◆ WHAT THIS TASK INVOLVES
Gather, from the listing beneath this task, every line holding the string "JSON".
======== EXTRACTED ENTRIES ========
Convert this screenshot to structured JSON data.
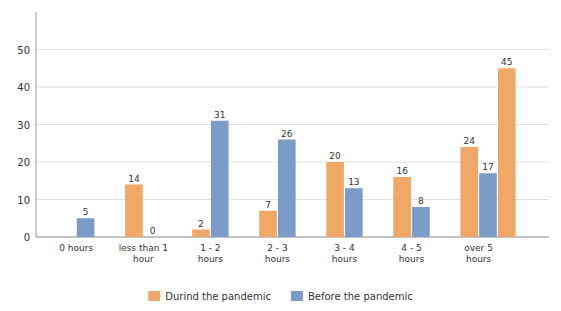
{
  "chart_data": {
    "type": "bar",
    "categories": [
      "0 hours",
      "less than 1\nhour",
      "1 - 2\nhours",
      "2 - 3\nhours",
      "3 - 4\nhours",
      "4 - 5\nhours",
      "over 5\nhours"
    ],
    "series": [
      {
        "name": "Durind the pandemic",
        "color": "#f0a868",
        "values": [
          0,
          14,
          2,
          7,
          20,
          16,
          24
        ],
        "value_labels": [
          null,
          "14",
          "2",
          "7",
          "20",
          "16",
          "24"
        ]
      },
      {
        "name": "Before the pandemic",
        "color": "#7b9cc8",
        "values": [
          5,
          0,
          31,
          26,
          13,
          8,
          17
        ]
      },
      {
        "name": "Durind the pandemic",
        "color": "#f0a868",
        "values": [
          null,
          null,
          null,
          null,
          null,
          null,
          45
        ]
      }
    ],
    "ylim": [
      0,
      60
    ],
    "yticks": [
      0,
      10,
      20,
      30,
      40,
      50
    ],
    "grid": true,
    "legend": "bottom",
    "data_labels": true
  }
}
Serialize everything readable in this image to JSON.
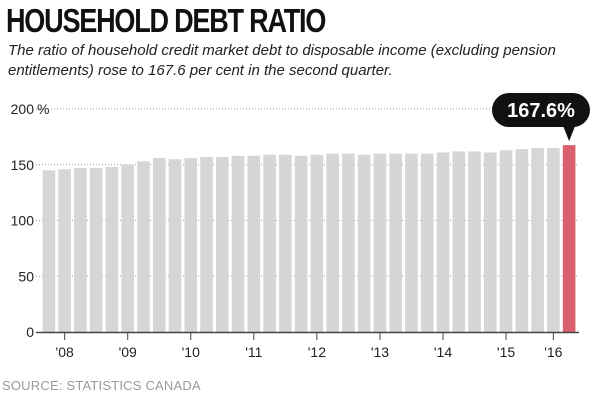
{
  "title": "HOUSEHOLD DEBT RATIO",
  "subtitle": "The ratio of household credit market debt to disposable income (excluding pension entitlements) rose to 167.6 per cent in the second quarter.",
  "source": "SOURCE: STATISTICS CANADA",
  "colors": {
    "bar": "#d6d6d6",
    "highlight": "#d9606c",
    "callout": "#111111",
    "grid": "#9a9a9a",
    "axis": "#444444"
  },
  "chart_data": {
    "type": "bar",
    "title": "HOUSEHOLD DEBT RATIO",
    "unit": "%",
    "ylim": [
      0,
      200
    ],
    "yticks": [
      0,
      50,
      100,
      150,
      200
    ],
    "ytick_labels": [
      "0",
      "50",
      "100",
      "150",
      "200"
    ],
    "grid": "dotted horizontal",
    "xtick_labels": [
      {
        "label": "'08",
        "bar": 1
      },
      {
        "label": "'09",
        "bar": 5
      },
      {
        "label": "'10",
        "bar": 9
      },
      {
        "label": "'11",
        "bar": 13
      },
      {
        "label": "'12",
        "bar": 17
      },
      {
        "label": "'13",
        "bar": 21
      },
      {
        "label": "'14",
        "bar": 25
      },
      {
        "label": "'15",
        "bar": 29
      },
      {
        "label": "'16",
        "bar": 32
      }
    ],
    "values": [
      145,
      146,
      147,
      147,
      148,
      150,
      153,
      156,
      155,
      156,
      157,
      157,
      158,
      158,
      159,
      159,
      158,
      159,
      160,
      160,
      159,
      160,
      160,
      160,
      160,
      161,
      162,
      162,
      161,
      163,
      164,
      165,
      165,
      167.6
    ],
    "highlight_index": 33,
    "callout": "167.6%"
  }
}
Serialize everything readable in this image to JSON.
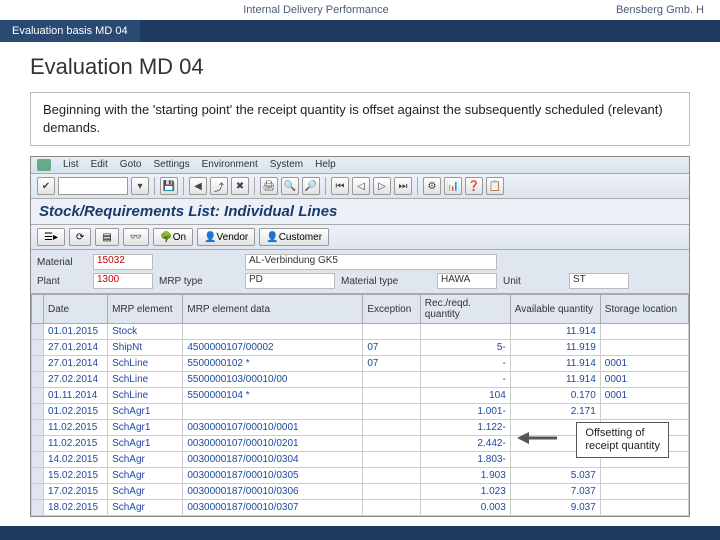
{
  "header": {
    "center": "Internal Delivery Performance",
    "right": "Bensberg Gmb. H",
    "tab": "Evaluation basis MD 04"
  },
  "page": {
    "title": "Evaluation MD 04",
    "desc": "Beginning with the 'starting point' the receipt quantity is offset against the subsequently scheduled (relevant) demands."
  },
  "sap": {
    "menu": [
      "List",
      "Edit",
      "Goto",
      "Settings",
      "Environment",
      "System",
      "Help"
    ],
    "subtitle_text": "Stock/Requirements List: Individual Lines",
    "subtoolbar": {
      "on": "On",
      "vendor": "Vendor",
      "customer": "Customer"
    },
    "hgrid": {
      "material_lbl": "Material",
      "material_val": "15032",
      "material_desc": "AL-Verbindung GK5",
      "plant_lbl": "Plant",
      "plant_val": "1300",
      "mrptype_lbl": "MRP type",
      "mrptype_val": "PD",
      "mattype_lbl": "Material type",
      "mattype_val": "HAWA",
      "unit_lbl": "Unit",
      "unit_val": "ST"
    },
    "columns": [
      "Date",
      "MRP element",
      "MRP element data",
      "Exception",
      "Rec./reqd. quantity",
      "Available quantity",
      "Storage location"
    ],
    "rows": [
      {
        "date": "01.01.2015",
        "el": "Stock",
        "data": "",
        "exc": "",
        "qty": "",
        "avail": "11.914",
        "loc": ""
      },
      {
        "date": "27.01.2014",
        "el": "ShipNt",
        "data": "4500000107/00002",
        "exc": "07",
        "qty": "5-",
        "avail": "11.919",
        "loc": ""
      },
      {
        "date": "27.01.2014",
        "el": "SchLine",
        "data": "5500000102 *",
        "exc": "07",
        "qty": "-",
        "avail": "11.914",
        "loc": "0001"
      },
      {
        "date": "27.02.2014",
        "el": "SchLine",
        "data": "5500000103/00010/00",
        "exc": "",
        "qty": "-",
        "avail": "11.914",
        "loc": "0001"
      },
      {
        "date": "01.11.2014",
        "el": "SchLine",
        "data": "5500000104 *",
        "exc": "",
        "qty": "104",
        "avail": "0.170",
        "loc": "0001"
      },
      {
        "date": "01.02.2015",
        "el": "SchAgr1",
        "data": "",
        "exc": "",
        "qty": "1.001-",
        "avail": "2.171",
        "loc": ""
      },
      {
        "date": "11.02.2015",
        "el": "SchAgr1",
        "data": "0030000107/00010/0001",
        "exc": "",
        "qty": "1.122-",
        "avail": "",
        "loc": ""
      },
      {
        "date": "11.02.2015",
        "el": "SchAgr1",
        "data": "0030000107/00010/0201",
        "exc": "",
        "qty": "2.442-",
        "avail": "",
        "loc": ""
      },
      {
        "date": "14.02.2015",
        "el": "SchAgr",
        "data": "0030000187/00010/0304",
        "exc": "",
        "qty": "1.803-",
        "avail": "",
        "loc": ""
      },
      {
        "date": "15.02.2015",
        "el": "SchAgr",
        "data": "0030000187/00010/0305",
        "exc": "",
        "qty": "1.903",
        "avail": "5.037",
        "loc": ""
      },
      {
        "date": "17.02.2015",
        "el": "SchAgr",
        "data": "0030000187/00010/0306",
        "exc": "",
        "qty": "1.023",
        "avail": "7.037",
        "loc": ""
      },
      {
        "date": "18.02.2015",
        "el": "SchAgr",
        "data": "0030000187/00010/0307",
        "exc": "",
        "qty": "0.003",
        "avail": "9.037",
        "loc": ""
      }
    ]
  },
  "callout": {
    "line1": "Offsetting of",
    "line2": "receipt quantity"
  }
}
========
======== EXTRACTED ENTRIES ========
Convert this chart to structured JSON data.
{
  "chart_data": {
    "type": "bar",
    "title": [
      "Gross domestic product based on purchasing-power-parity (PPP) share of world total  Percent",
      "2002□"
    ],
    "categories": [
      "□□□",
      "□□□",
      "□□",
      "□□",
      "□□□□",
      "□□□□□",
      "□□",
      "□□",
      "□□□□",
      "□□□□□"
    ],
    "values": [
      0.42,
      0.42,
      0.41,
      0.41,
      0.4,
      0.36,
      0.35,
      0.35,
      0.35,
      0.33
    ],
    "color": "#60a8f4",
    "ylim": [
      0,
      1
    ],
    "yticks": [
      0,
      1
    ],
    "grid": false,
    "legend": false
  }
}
========
======== EXTRACTED ENTRIES ========
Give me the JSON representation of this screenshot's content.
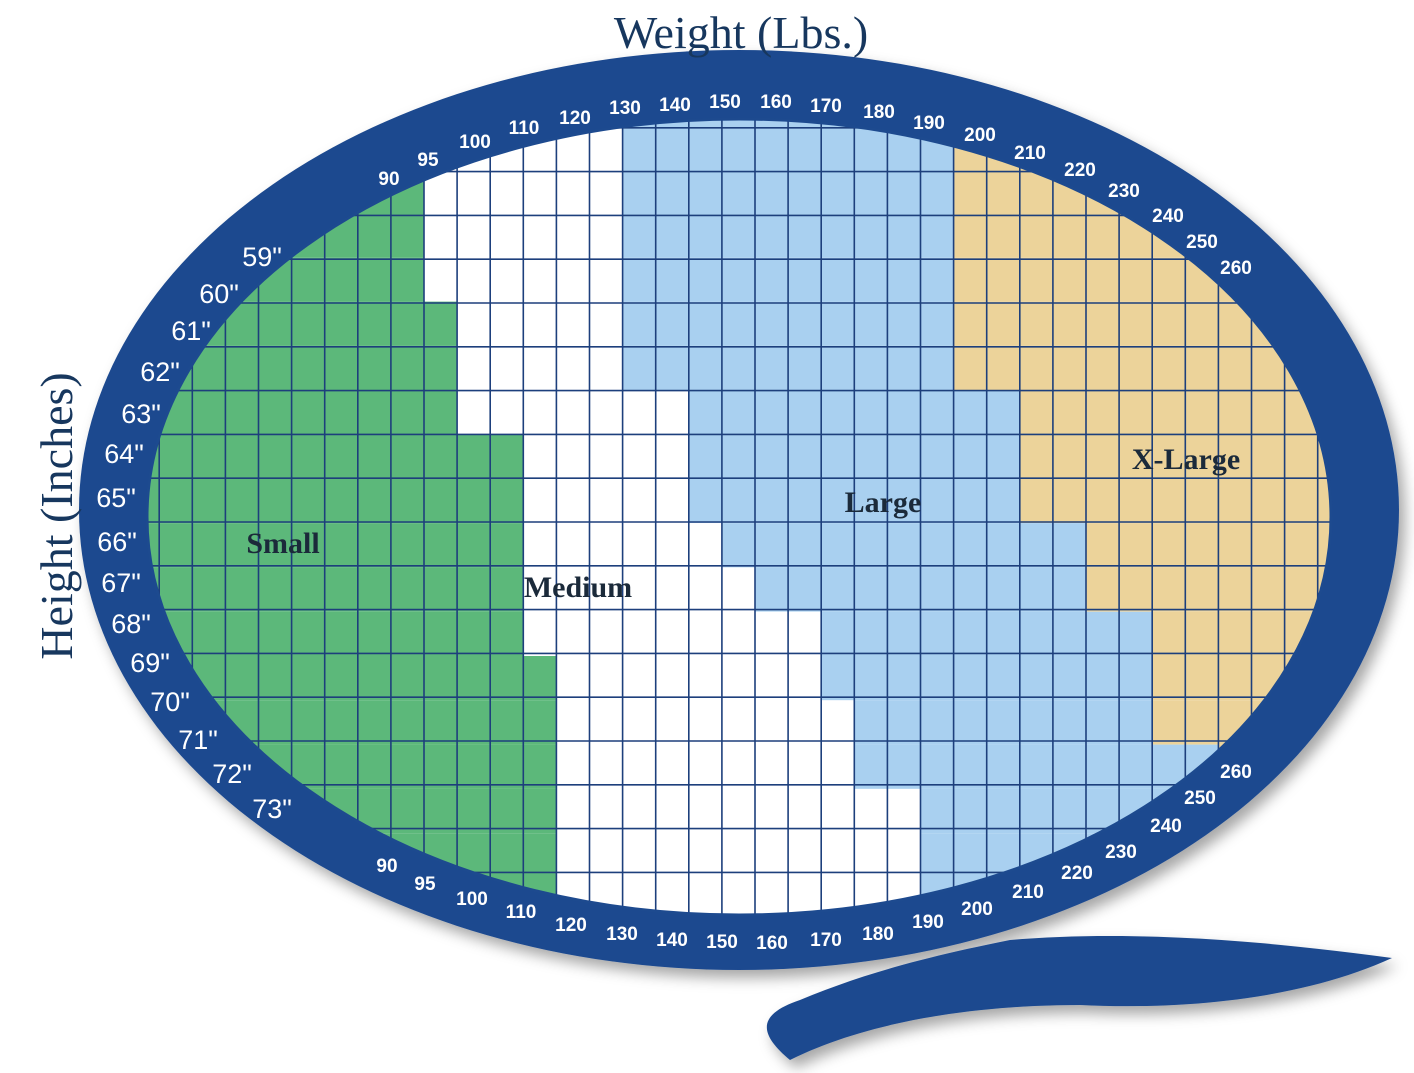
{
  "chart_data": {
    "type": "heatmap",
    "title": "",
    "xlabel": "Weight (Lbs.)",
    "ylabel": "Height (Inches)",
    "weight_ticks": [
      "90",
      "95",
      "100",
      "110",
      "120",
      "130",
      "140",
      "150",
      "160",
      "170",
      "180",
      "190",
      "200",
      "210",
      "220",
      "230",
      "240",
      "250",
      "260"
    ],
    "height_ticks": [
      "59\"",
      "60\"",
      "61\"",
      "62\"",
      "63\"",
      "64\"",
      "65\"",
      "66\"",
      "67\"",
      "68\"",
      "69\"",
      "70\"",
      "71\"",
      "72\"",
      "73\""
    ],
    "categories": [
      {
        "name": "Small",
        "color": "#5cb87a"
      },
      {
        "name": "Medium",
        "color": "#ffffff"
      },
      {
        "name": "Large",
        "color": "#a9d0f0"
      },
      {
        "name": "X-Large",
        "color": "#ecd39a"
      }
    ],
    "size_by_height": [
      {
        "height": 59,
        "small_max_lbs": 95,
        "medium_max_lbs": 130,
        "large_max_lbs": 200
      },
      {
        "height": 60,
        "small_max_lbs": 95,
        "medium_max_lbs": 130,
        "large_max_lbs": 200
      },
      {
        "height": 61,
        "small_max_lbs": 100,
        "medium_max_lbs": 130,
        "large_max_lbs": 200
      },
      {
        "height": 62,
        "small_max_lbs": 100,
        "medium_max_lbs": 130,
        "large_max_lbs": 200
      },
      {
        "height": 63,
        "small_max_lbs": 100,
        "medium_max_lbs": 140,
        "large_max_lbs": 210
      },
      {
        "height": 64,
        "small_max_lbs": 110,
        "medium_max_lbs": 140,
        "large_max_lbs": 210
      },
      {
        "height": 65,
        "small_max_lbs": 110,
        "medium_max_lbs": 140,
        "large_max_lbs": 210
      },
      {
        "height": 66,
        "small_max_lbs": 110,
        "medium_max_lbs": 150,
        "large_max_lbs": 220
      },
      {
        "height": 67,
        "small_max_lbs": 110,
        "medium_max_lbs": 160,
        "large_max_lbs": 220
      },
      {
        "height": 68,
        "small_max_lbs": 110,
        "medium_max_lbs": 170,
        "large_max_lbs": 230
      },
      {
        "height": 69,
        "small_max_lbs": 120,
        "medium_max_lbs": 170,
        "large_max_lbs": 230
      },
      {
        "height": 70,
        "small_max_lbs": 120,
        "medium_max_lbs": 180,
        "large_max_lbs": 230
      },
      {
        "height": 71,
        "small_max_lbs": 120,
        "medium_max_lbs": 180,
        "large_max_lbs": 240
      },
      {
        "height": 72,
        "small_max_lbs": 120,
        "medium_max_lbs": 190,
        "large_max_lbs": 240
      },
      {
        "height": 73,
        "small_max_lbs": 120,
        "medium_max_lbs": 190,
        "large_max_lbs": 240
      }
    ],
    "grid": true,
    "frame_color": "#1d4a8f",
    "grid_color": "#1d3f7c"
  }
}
========
◆ REPLY TO THE TASK
Convert this screenshot to structured JSON data.
Serialize everything readable in this image to JSON.
Serialize everything readable in this image to JSON.
Convert this chart to structured JSON data.
Give me the JSON representation of this screenshot's content.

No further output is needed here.